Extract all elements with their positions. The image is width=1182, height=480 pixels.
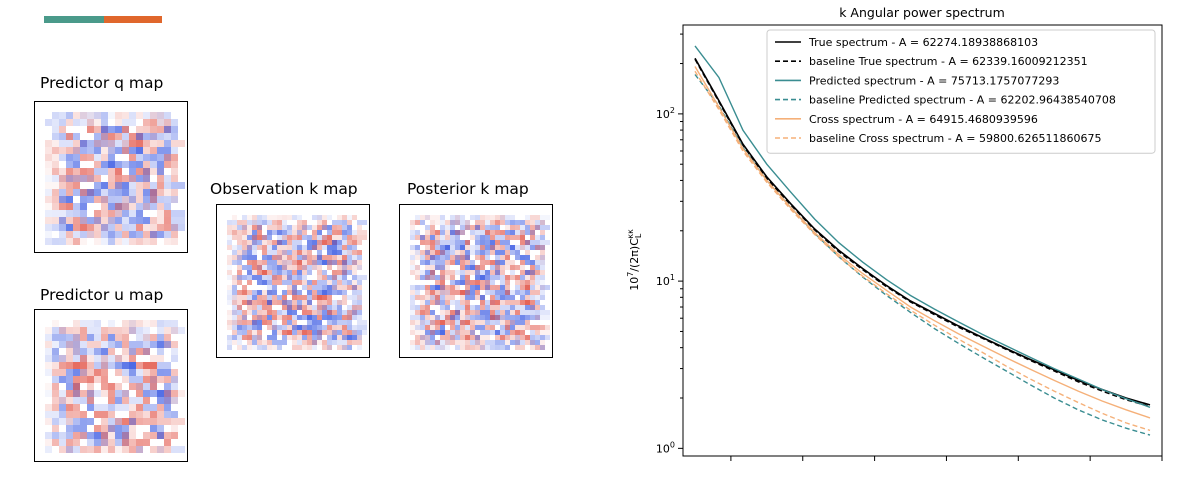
= = = =
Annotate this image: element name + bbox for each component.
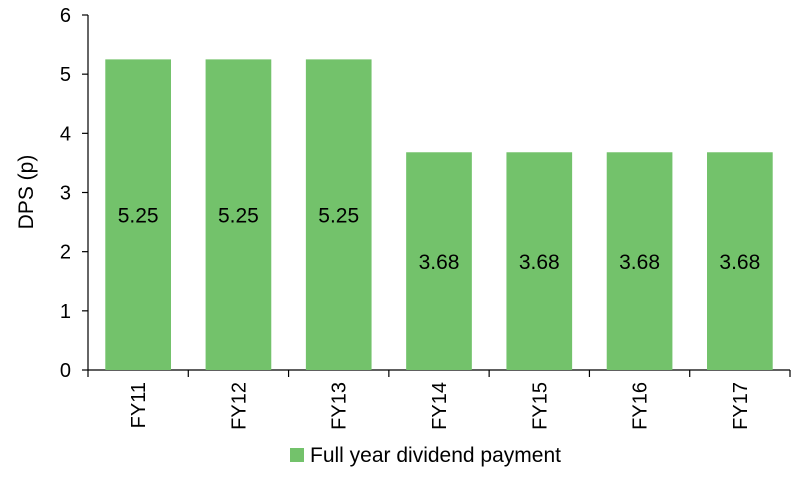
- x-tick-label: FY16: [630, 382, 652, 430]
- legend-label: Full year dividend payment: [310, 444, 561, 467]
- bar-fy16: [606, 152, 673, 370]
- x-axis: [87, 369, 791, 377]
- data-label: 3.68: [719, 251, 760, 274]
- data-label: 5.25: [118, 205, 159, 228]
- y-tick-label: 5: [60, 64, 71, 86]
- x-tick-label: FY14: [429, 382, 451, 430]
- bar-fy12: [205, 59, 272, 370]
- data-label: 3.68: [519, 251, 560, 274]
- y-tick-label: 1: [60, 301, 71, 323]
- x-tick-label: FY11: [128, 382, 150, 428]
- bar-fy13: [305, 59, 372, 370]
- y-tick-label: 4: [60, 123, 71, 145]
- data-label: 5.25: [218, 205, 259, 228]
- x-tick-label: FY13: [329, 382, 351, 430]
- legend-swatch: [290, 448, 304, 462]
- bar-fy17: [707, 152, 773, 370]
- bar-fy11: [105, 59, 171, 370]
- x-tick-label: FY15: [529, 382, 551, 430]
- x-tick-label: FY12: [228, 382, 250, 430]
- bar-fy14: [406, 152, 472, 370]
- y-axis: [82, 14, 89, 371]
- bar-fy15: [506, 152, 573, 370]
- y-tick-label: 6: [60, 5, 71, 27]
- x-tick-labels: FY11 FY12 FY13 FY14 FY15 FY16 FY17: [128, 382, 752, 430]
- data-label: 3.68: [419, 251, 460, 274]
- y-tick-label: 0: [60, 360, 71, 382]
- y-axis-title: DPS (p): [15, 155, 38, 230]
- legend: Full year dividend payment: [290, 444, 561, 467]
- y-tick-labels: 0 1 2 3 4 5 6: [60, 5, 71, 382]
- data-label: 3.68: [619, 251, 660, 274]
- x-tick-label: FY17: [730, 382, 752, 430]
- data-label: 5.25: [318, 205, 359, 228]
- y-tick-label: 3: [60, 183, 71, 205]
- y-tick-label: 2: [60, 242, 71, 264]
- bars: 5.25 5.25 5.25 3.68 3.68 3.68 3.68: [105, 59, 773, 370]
= = = =
Task ::
Repeat the lines in the records from the one containing "Annotate this image: element" through the one containing "- bar-fy17: [707, 152, 773, 370]", including both of those lines, and omit the pictures from your answer.

Task response ::
Annotate this image: element name + bbox for each component.
- x-tick-label: FY16: [630, 382, 652, 430]
- legend-label: Full year dividend payment: [310, 444, 561, 467]
- bar-fy16: [606, 152, 673, 370]
- x-axis: [87, 369, 791, 377]
- data-label: 3.68: [719, 251, 760, 274]
- data-label: 5.25: [118, 205, 159, 228]
- y-tick-label: 5: [60, 64, 71, 86]
- x-tick-label: FY14: [429, 382, 451, 430]
- bar-fy12: [205, 59, 272, 370]
- data-label: 3.68: [519, 251, 560, 274]
- y-tick-label: 1: [60, 301, 71, 323]
- x-tick-label: FY11: [128, 382, 150, 428]
- bar-fy13: [305, 59, 372, 370]
- y-tick-label: 4: [60, 123, 71, 145]
- data-label: 5.25: [218, 205, 259, 228]
- x-tick-label: FY13: [329, 382, 351, 430]
- legend-swatch: [290, 448, 304, 462]
- bar-fy17: [707, 152, 773, 370]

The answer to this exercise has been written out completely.